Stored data
------------------------------------------------------------
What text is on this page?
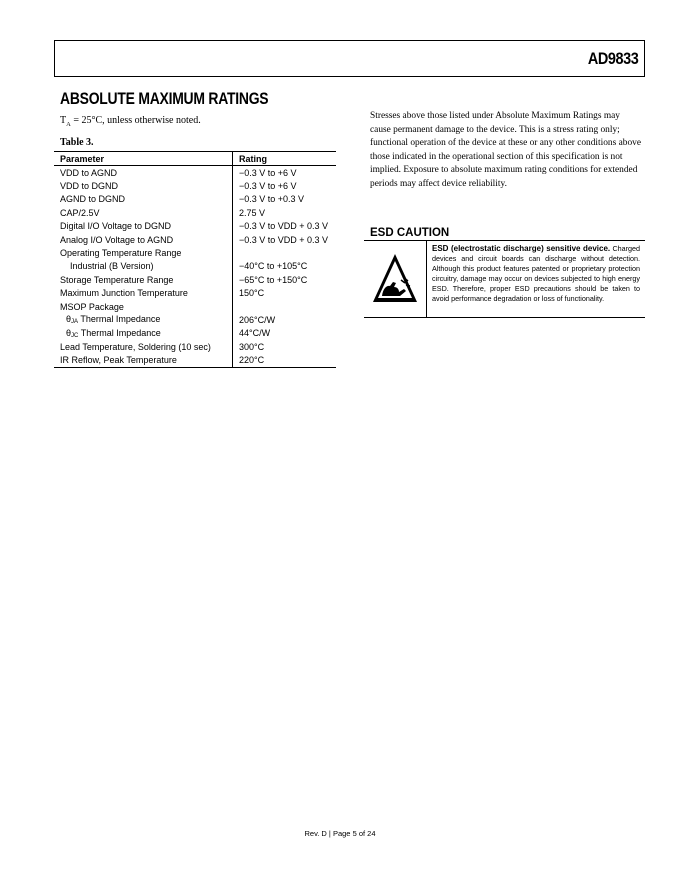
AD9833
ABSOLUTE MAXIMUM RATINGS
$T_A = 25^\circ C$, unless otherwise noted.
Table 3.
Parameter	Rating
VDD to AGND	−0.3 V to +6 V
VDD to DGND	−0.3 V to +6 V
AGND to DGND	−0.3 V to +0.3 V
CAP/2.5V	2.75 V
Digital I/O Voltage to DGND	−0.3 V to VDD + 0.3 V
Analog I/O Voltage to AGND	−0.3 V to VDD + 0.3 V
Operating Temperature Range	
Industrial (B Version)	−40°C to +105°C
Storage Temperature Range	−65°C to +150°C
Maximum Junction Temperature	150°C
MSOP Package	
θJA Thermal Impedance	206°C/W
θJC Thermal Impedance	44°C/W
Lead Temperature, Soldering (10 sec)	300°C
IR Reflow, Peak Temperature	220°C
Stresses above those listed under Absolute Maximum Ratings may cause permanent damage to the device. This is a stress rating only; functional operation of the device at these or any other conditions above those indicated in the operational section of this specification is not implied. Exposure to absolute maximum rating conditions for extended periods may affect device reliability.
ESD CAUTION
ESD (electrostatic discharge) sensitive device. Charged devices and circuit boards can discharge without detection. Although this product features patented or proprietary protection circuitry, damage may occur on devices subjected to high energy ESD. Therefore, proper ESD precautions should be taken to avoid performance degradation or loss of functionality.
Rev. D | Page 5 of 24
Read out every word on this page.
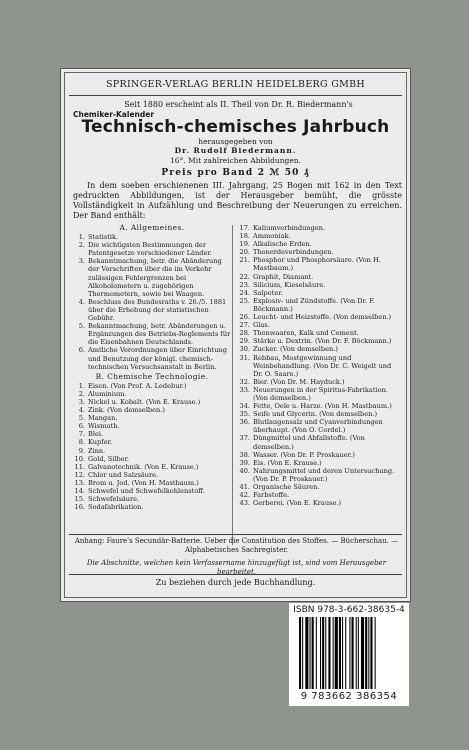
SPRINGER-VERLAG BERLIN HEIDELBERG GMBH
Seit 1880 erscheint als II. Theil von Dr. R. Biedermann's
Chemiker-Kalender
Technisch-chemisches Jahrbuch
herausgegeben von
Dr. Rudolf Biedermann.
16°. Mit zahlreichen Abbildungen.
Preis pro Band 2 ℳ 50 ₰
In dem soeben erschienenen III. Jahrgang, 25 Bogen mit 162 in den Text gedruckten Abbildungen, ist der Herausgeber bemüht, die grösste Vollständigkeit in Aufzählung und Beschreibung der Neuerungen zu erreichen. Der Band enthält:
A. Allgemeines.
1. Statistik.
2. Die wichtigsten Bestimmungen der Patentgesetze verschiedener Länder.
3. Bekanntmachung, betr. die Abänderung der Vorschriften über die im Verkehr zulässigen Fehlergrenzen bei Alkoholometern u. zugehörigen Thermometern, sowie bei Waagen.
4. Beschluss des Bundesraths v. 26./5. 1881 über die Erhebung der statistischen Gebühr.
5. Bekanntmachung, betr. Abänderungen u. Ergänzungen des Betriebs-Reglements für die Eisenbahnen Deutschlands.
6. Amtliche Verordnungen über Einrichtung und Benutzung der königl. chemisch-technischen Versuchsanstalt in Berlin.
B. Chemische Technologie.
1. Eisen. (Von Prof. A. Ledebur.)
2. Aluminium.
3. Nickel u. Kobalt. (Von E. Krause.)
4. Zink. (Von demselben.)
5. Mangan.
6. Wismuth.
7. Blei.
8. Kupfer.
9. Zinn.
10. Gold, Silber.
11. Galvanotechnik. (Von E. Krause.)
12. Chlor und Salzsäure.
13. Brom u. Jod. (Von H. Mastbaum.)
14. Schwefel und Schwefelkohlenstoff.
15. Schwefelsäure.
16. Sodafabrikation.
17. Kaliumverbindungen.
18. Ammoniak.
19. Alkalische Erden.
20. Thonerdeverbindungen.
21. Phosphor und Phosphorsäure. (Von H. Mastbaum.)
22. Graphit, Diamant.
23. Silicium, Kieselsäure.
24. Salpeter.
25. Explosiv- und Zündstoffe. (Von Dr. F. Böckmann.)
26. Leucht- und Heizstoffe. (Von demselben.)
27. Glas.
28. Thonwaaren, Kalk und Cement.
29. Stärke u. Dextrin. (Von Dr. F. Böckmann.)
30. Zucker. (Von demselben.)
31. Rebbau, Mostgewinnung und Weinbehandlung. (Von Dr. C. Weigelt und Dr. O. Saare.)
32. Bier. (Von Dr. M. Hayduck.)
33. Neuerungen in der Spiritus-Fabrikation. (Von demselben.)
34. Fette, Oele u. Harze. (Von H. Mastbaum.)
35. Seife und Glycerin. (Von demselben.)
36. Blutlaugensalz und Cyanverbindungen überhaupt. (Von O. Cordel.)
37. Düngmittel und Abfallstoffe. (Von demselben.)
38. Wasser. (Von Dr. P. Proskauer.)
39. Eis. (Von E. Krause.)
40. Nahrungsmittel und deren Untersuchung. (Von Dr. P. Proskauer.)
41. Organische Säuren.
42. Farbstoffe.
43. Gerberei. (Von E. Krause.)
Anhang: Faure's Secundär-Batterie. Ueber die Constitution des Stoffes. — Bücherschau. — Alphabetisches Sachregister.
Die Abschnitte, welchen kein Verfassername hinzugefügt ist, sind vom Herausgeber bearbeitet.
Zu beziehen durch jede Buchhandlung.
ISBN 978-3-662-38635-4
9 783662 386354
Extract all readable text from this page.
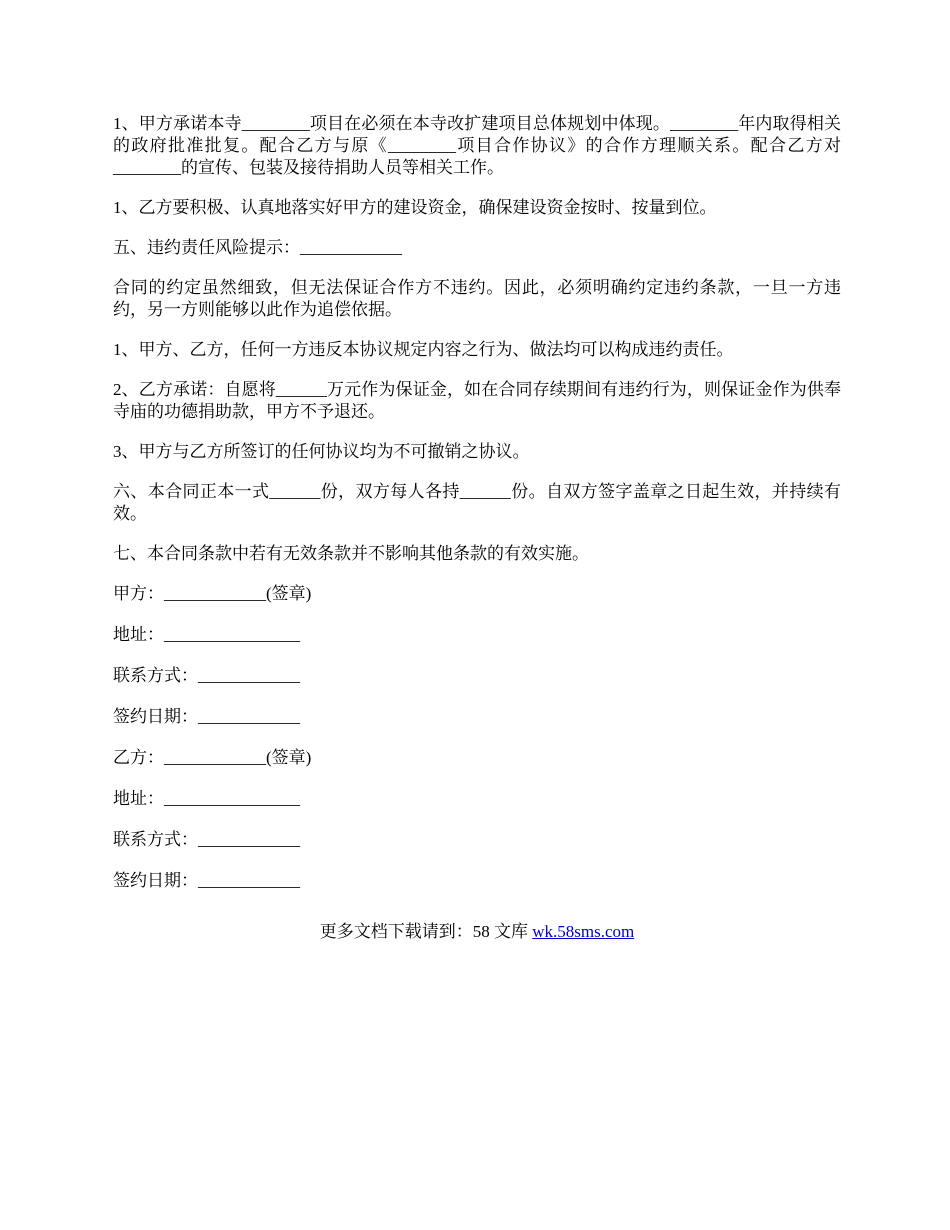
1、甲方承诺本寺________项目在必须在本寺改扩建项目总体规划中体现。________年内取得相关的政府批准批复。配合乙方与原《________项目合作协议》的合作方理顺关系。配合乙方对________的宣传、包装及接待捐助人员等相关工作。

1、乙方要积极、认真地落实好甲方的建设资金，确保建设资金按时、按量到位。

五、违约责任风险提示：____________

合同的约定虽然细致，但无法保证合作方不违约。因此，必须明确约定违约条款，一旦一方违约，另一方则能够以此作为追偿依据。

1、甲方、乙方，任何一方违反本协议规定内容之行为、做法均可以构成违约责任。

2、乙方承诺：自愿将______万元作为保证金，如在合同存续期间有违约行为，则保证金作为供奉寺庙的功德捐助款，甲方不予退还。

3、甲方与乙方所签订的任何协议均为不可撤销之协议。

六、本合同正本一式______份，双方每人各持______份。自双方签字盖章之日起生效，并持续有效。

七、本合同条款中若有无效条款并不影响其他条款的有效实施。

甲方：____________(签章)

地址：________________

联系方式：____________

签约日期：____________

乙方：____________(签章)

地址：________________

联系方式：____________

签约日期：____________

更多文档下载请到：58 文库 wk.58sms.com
------------------------------------------------------------
TASK GOAL
Quote all of the entries word for word, omitting any pictures.

CORRECT ANSWER
What text is on this page?
AD9833
ABSOLUTE MAXIMUM RATINGS
$T_A = 25^\circ C$, unless otherwise noted.
Table 3.
Parameter	Rating
VDD to AGND	−0.3 V to +6 V
VDD to DGND	−0.3 V to +6 V
AGND to DGND	−0.3 V to +0.3 V
CAP/2.5V	2.75 V
Digital I/O Voltage to DGND	−0.3 V to VDD + 0.3 V
Analog I/O Voltage to AGND	−0.3 V to VDD + 0.3 V
Operating Temperature Range	
Industrial (B Version)	−40°C to +105°C
Storage Temperature Range	−65°C to +150°C
Maximum Junction Temperature	150°C
MSOP Package	
θJA Thermal Impedance	206°C/W
θJC Thermal Impedance	44°C/W
Lead Temperature, Soldering (10 sec)	300°C
IR Reflow, Peak Temperature	220°C
Stresses above those listed under Absolute Maximum Ratings may cause permanent damage to the device. This is a stress rating only; functional operation of the device at these or any other conditions above those indicated in the operational section of this specification is not implied. Exposure to absolute maximum rating conditions for extended periods may affect device reliability.
ESD CAUTION
ESD (electrostatic discharge) sensitive device. Charged devices and circuit boards can discharge without detection. Although this product features patented or proprietary protection circuitry, damage may occur on devices subjected to high energy ESD. Therefore, proper ESD precautions should be taken to avoid performance degradation or loss of functionality.
Rev. D | Page 5 of 24
Read out every word on this page.
SPRINGER-VERLAG BERLIN HEIDELBERG GMBH
Seit 1880 erscheint als II. Theil von Dr. R. Biedermann's
Chemiker-Kalender
Technisch-chemisches Jahrbuch
herausgegeben von
Dr. Rudolf Biedermann.
16°. Mit zahlreichen Abbildungen.
Preis pro Band 2 ℳ 50 ₰
In dem soeben erschienenen III. Jahrgang, 25 Bogen mit 162 in den Text gedruckten Abbildungen, ist der Herausgeber bemüht, die grösste Vollständigkeit in Aufzählung und Beschreibung der Neuerungen zu erreichen. Der Band enthält:
A. Allgemeines.
1. Statistik.
2. Die wichtigsten Bestimmungen der Patentgesetze verschiedener Länder.
3. Bekanntmachung, betr. die Abänderung der Vorschriften über die im Verkehr zulässigen Fehlergrenzen bei Alkoholometern u. zugehörigen Thermometern, sowie bei Waagen.
4. Beschluss des Bundesraths v. 26./5. 1881 über die Erhebung der statistischen Gebühr.
5. Bekanntmachung, betr. Abänderungen u. Ergänzungen des Betriebs-Reglements für die Eisenbahnen Deutschlands.
6. Amtliche Verordnungen über Einrichtung und Benutzung der königl. chemisch-technischen Versuchsanstalt in Berlin.
B. Chemische Technologie.
1. Eisen. (Von Prof. A. Ledebur.)
2. Aluminium.
3. Nickel u. Kobalt. (Von E. Krause.)
4. Zink. (Von demselben.)
5. Mangan.
6. Wismuth.
7. Blei.
8. Kupfer.
9. Zinn.
10. Gold, Silber.
11. Galvanotechnik. (Von E. Krause.)
12. Chlor und Salzsäure.
13. Brom u. Jod. (Von H. Mastbaum.)
14. Schwefel und Schwefelkohlenstoff.
15. Schwefelsäure.
16. Sodafabrikation.
17. Kaliumverbindungen.
18. Ammoniak.
19. Alkalische Erden.
20. Thonerdeverbindungen.
21. Phosphor und Phosphorsäure. (Von H. Mastbaum.)
22. Graphit, Diamant.
23. Silicium, Kieselsäure.
24. Salpeter.
25. Explosiv- und Zündstoffe. (Von Dr. F. Böckmann.)
26. Leucht- und Heizstoffe. (Von demselben.)
27. Glas.
28. Thonwaaren, Kalk und Cement.
29. Stärke u. Dextrin. (Von Dr. F. Böckmann.)
30. Zucker. (Von demselben.)
31. Rebbau, Mostgewinnung und Weinbehandlung. (Von Dr. C. Weigelt und Dr. O. Saare.)
32. Bier. (Von Dr. M. Hayduck.)
33. Neuerungen in der Spiritus-Fabrikation. (Von demselben.)
34. Fette, Oele u. Harze. (Von H. Mastbaum.)
35. Seife und Glycerin. (Von demselben.)
36. Blutlaugensalz und Cyanverbindungen überhaupt. (Von O. Cordel.)
37. Düngmittel und Abfallstoffe. (Von demselben.)
38. Wasser. (Von Dr. P. Proskauer.)
39. Eis. (Von E. Krause.)
40. Nahrungsmittel und deren Untersuchung. (Von Dr. P. Proskauer.)
41. Organische Säuren.
42. Farbstoffe.
43. Gerberei. (Von E. Krause.)
Anhang: Faure's Secundär-Batterie. Ueber die Constitution des Stoffes. — Bücherschau. — Alphabetisches Sachregister.
Die Abschnitte, welchen kein Verfassername hinzugefügt ist, sind vom Herausgeber bearbeitet.
Zu beziehen durch jede Buchhandlung.
ISBN 978-3-662-38635-4
9 783662 386354
Extract all readable text from this page.
1、甲方承诺本寺________项目在必须在本寺改扩建项目总体规划中体现。________年内取得相关的政府批准批复。配合乙方与原《________项目合作协议》的合作方理顺关系。配合乙方对________的宣传、包装及接待捐助人员等相关工作。

1、乙方要积极、认真地落实好甲方的建设资金，确保建设资金按时、按量到位。

五、违约责任风险提示：____________

合同的约定虽然细致，但无法保证合作方不违约。因此，必须明确约定违约条款，一旦一方违约，另一方则能够以此作为追偿依据。

1、甲方、乙方，任何一方违反本协议规定内容之行为、做法均可以构成违约责任。

2、乙方承诺：自愿将______万元作为保证金，如在合同存续期间有违约行为，则保证金作为供奉寺庙的功德捐助款，甲方不予退还。

3、甲方与乙方所签订的任何协议均为不可撤销之协议。

六、本合同正本一式______份，双方每人各持______份。自双方签字盖章之日起生效，并持续有效。

七、本合同条款中若有无效条款并不影响其他条款的有效实施。

甲方：____________(签章)

地址：________________

联系方式：____________

签约日期：____________

乙方：____________(签章)

地址：________________

联系方式：____________

签约日期：____________

更多文档下载请到：58 文库 wk.58sms.com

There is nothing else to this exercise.